» **Job**
Rewrite every line of the records below as a numbered list, leaving out the blank lines.

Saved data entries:
* * *
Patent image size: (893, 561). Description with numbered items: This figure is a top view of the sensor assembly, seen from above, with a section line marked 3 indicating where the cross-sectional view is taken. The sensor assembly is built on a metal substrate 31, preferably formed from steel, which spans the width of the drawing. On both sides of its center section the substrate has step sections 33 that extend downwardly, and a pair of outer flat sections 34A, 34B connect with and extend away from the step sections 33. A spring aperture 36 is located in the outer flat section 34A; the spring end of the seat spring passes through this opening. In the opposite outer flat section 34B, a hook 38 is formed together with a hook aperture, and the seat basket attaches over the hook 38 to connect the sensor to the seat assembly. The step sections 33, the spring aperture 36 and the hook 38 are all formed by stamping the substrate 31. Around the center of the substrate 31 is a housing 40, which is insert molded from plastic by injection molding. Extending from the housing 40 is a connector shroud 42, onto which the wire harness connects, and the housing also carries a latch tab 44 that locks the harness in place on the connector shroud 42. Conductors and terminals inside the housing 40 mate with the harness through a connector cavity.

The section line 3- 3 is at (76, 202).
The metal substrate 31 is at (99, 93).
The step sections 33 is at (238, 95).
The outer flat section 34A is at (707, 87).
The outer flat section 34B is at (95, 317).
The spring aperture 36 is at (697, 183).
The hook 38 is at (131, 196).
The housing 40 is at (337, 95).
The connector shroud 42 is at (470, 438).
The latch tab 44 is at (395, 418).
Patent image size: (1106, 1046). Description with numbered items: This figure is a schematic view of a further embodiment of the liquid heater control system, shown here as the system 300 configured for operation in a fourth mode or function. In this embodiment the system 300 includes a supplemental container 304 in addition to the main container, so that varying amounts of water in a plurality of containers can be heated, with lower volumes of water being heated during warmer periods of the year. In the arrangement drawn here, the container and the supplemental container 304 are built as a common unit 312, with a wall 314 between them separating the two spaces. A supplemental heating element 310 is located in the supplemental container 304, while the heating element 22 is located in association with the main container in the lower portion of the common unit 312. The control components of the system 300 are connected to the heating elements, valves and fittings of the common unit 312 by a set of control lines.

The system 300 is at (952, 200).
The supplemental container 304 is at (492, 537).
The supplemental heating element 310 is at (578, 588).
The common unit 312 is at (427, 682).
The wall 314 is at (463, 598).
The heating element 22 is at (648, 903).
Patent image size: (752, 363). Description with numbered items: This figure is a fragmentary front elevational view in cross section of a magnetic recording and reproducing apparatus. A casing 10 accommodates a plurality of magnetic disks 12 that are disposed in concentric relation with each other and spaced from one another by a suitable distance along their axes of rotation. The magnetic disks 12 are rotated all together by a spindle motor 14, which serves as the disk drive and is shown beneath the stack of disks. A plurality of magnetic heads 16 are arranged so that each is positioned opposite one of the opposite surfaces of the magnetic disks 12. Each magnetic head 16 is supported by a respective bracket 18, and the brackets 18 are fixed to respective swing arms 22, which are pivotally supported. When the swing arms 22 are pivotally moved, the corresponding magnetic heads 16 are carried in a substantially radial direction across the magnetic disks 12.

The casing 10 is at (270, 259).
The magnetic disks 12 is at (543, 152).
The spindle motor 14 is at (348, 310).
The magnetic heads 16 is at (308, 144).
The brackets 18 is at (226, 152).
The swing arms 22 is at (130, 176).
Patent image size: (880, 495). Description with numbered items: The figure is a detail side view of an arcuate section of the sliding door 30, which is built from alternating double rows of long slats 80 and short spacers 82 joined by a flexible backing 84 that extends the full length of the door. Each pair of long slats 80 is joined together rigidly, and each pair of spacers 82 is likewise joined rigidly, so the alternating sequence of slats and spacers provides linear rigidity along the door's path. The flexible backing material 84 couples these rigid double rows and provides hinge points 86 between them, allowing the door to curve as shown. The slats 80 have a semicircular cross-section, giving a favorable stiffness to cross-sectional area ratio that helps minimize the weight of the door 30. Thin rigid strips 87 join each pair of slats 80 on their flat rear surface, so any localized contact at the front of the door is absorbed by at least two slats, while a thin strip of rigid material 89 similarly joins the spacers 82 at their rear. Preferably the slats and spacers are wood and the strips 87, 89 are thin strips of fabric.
* * *
» **Answer to this exercise**
1. Patent image size: (893, 561). Description with numbered items: This figure is a top view of the sensor assembly, seen from above, with a section line marked 3 indicating where the cross-sectional view is taken. The sensor assembly is built on a metal substrate 31, preferably formed from steel, which spans the width of the drawing. On both sides of its center section the substrate has step sections 33 that extend downwardly, and a pair of outer flat sections 34A, 34B connect with and extend away from the step sections 33. A spring aperture 36 is located in the outer flat section 34A; the spring end of the seat spring passes through this opening. In the opposite outer flat section 34B, a hook 38 is formed together with a hook aperture, and the seat basket attaches over the hook 38 to connect the sensor to the seat assembly. The step sections 33, the spring aperture 36 and the hook 38 are all formed by stamping the substrate 31. Around the center of the substrate 31 is a housing 40, which is insert molded from plastic by injection molding. Extending from the housing 40 is a connector shroud 42, onto which the wire harness connects, and the housing also carries a latch tab 44 that locks the harness in place on the connector shroud 42. Conductors and terminals inside the housing 40 mate with the harness through a connector cavity.
2. The section line 3- 3 is at (76, 202).
3. The metal substrate 31 is at (99, 93).
4. The step sections 33 is at (238, 95).
5. The outer flat section 34A is at (707, 87).
6. The outer flat section 34B is at (95, 317).
7. The spring aperture 36 is at (697, 183).
8. The hook 38 is at (131, 196).
9. The housing 40 is at (337, 95).
10. The connector shroud 42 is at (470, 438).
11. The latch tab 44 is at (395, 418).
12. Patent image size: (1106, 1046). Description with numbered items: This figure is a schematic view of a further embodiment of the liquid heater control system, shown here as the system 300 configured for operation in a fourth mode or function. In this embodiment the system 300 includes a supplemental container 304 in addition to the main container, so that varying amounts of water in a plurality of containers can be heated, with lower volumes of water being heated during warmer periods of the year. In the arrangement drawn here, the container and the supplemental container 304 are built as a common unit 312, with a wall 314 between them separating the two spaces. A supplemental heating element 310 is located in the supplemental container 304, while the heating element 22 is located in association with the main container in the lower portion of the common unit 312. The control components of the system 300 are connected to the heating elements, valves and fittings of the common unit 312 by a set of control lines.
13. The system 300 is at (952, 200).
14. The supplemental container 304 is at (492, 537).
15. The supplemental heating element 310 is at (578, 588).
16. The common unit 312 is at (427, 682).
17. The wall 314 is at (463, 598).
18. The heating element 22 is at (648, 903).
19. Patent image size: (752, 363). Description with numbered items: This figure is a fragmentary front elevational view in cross section of a magnetic recording and reproducing apparatus. A casing 10 accommodates a plurality of magnetic disks 12 that are disposed in concentric relation with each other and spaced from one another by a suitable distance along their axes of rotation. The magnetic disks 12 are rotated all together by a spindle motor 14, which serves as the disk drive and is shown beneath the stack of disks. A plurality of magnetic heads 16 are arranged so that each is positioned opposite one of the opposite surfaces of the magnetic disks 12. Each magnetic head 16 is supported by a respective bracket 18, and the brackets 18 are fixed to respective swing arms 22, which are pivotally supported. When the swing arms 22 are pivotally moved, the corresponding magnetic heads 16 are carried in a substantially radial direction across the magnetic disks 12.
20. The casing 10 is at (270, 259).
21. The magnetic disks 12 is at (543, 152).
22. The spindle motor 14 is at (348, 310).
23. The magnetic heads 16 is at (308, 144).
24. The brackets 18 is at (226, 152).
25. The swing arms 22 is at (130, 176).
26. Patent image size: (880, 495). Description with numbered items: The figure is a detail side view of an arcuate section of the sliding door 30, which is built from alternating double rows of long slats 80 and short spacers 82 joined by a flexible backing 84 that extends the full length of the door. Each pair of long slats 80 is joined together rigidly, and each pair of spacers 82 is likewise joined rigidly, so the alternating sequence of slats and spacers provides linear rigidity along the door's path. The flexible backing material 84 couples these rigid double rows and provides hinge points 86 between them, allowing the door to curve as shown. The slats 80 have a semicircular cross-section, giving a favorable stiffness to cross-sectional area ratio that helps minimize the weight of the door 30. Thin rigid strips 87 join each pair of slats 80 on their flat rear surface, so any localized contact at the front of the door is absorbed by at least two slats, while a thin strip of rigid material 89 similarly joins the spacers 82 at their rear. Preferably the slats and spacers are wood and the strips 87, 89 are thin strips of fabric.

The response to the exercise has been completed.